#### Stated task:
Repeat every entry word for word, but leave the images out of your copy.

#### Raw data:
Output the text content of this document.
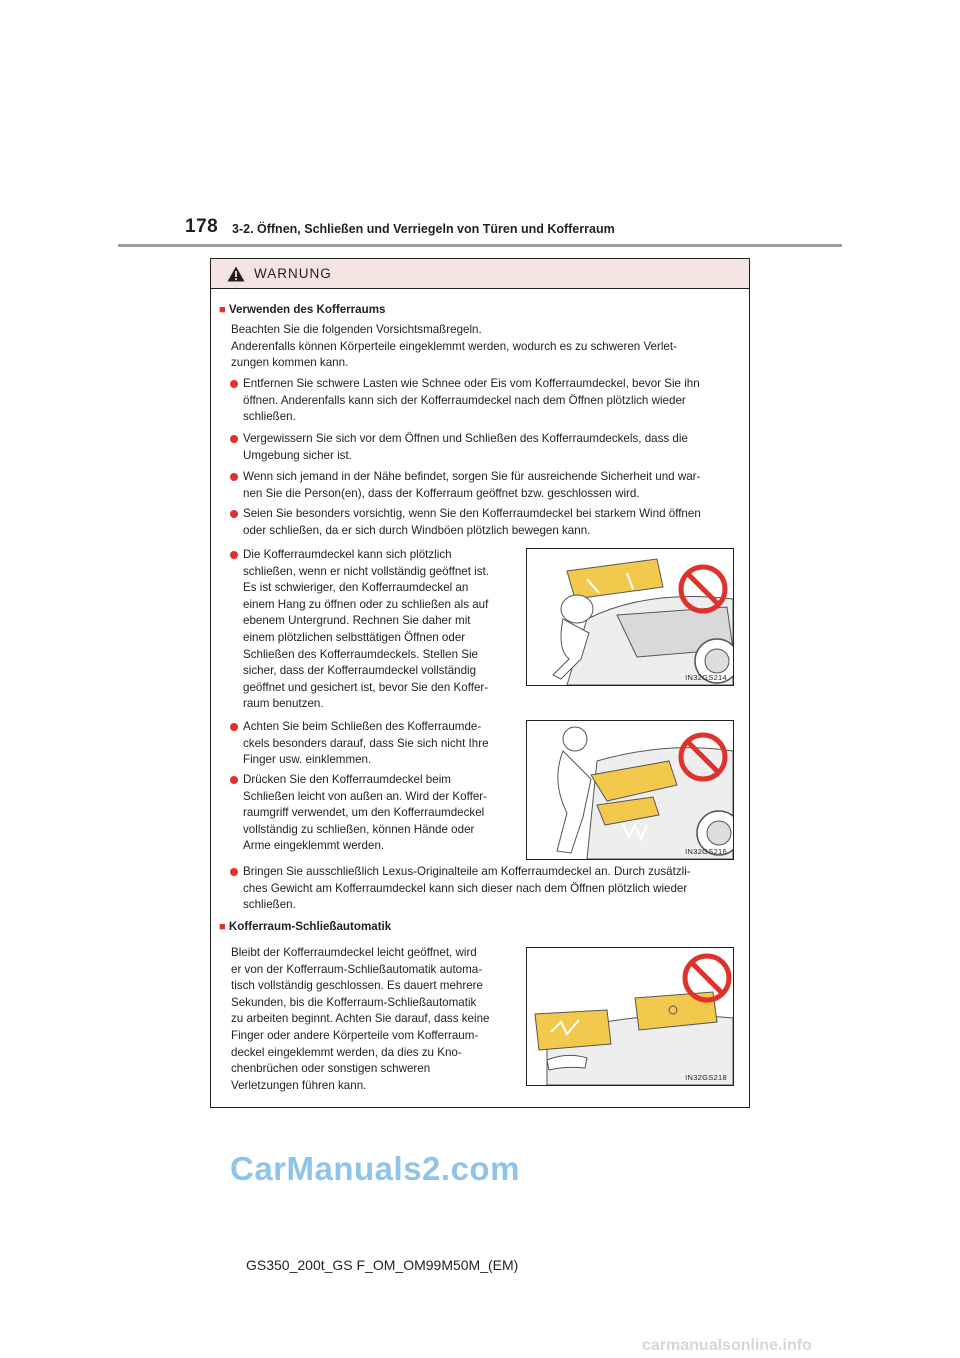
178 3-2. Öffnen, Schließen und Verriegeln von Türen und Kofferraum
WARNUNG
■ Verwenden des Kofferraums
Beachten Sie die folgenden Vorsichtsmaßregeln.
Anderenfalls können Körperteile eingeklemmt werden, wodurch es zu schweren Verlet-
zungen kommen kann.
Entfernen Sie schwere Lasten wie Schnee oder Eis vom Kofferraumdeckel, bevor Sie ihn
öffnen. Anderenfalls kann sich der Kofferraumdeckel nach dem Öffnen plötzlich wieder
schließen.
Vergewissern Sie sich vor dem Öffnen und Schließen des Kofferraumdeckels, dass die
Umgebung sicher ist.
Wenn sich jemand in der Nähe befindet, sorgen Sie für ausreichende Sicherheit und war-
nen Sie die Person(en), dass der Kofferraum geöffnet bzw. geschlossen wird.
Seien Sie besonders vorsichtig, wenn Sie den Kofferraumdeckel bei starkem Wind öffnen
oder schließen, da er sich durch Windböen plötzlich bewegen kann.
Die Kofferraumdeckel kann sich plötzlich
schließen, wenn er nicht vollständig geöffnet ist.
Es ist schwieriger, den Kofferraumdeckel an
einem Hang zu öffnen oder zu schließen als auf
ebenem Untergrund. Rechnen Sie daher mit
einem plötzlichen selbsttätigen Öffnen oder
Schließen des Kofferraumdeckels. Stellen Sie
sicher, dass der Kofferraumdeckel vollständig
geöffnet und gesichert ist, bevor Sie den Koffer-
raum benutzen.
IN32GS214
Achten Sie beim Schließen des Kofferraumde-
ckels besonders darauf, dass Sie sich nicht Ihre
Finger usw. einklemmen.
Drücken Sie den Kofferraumdeckel beim
Schließen leicht von außen an. Wird der Koffer-
raumgriff verwendet, um den Kofferraumdeckel
vollständig zu schließen, können Hände oder
Arme eingeklemmt werden.	IN32GS216
Bringen Sie ausschließlich Lexus-Originalteile am Kofferraumdeckel an. Durch zusätzli-
ches Gewicht am Kofferraumdeckel kann sich dieser nach dem Öffnen plötzlich wieder
schließen.
■ Kofferraum-Schließautomatik
Bleibt der Kofferraumdeckel leicht geöffnet, wird
er von der Kofferraum-Schließautomatik automa-
tisch vollständig geschlossen. Es dauert mehrere
Sekunden, bis die Kofferraum-Schließautomatik
zu arbeiten beginnt. Achten Sie darauf, dass keine
Finger oder andere Körperteile vom Kofferraum-
deckel eingeklemmt werden, da dies zu Kno-
chenbrüchen oder sonstigen schweren
Verletzungen führen kann.
IN32GS218
CarManuals2.com
GS350_200t_GS F_OM_OM99M50M_(EM)
carmanualsonline.info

#### Output for this exercise:
Output the text content of this document.
178 3-2. Öffnen, Schließen und Verriegeln von Türen und Kofferraum
WARNUNG
■ Verwenden des Kofferraums
Beachten Sie die folgenden Vorsichtsmaßregeln.
Anderenfalls können Körperteile eingeklemmt werden, wodurch es zu schweren Verlet-
zungen kommen kann.
Entfernen Sie schwere Lasten wie Schnee oder Eis vom Kofferraumdeckel, bevor Sie ihn
öffnen. Anderenfalls kann sich der Kofferraumdeckel nach dem Öffnen plötzlich wieder
schließen.
Vergewissern Sie sich vor dem Öffnen und Schließen des Kofferraumdeckels, dass die
Umgebung sicher ist.
Wenn sich jemand in der Nähe befindet, sorgen Sie für ausreichende Sicherheit und war-
nen Sie die Person(en), dass der Kofferraum geöffnet bzw. geschlossen wird.
Seien Sie besonders vorsichtig, wenn Sie den Kofferraumdeckel bei starkem Wind öffnen
oder schließen, da er sich durch Windböen plötzlich bewegen kann.
Die Kofferraumdeckel kann sich plötzlich
schließen, wenn er nicht vollständig geöffnet ist.
Es ist schwieriger, den Kofferraumdeckel an
einem Hang zu öffnen oder zu schließen als auf
ebenem Untergrund. Rechnen Sie daher mit
einem plötzlichen selbsttätigen Öffnen oder
Schließen des Kofferraumdeckels. Stellen Sie
sicher, dass der Kofferraumdeckel vollständig
geöffnet und gesichert ist, bevor Sie den Koffer-
raum benutzen.
IN32GS214
Achten Sie beim Schließen des Kofferraumde-
ckels besonders darauf, dass Sie sich nicht Ihre
Finger usw. einklemmen.
Drücken Sie den Kofferraumdeckel beim
Schließen leicht von außen an. Wird der Koffer-
raumgriff verwendet, um den Kofferraumdeckel
vollständig zu schließen, können Hände oder
Arme eingeklemmt werden.	IN32GS216
Bringen Sie ausschließlich Lexus-Originalteile am Kofferraumdeckel an. Durch zusätzli-
ches Gewicht am Kofferraumdeckel kann sich dieser nach dem Öffnen plötzlich wieder
schließen.
■ Kofferraum-Schließautomatik
Bleibt der Kofferraumdeckel leicht geöffnet, wird
er von der Kofferraum-Schließautomatik automa-
tisch vollständig geschlossen. Es dauert mehrere
Sekunden, bis die Kofferraum-Schließautomatik
zu arbeiten beginnt. Achten Sie darauf, dass keine
Finger oder andere Körperteile vom Kofferraum-
deckel eingeklemmt werden, da dies zu Kno-
chenbrüchen oder sonstigen schweren
Verletzungen führen kann.
IN32GS218
CarManuals2.com
GS350_200t_GS F_OM_OM99M50M_(EM)
carmanualsonline.info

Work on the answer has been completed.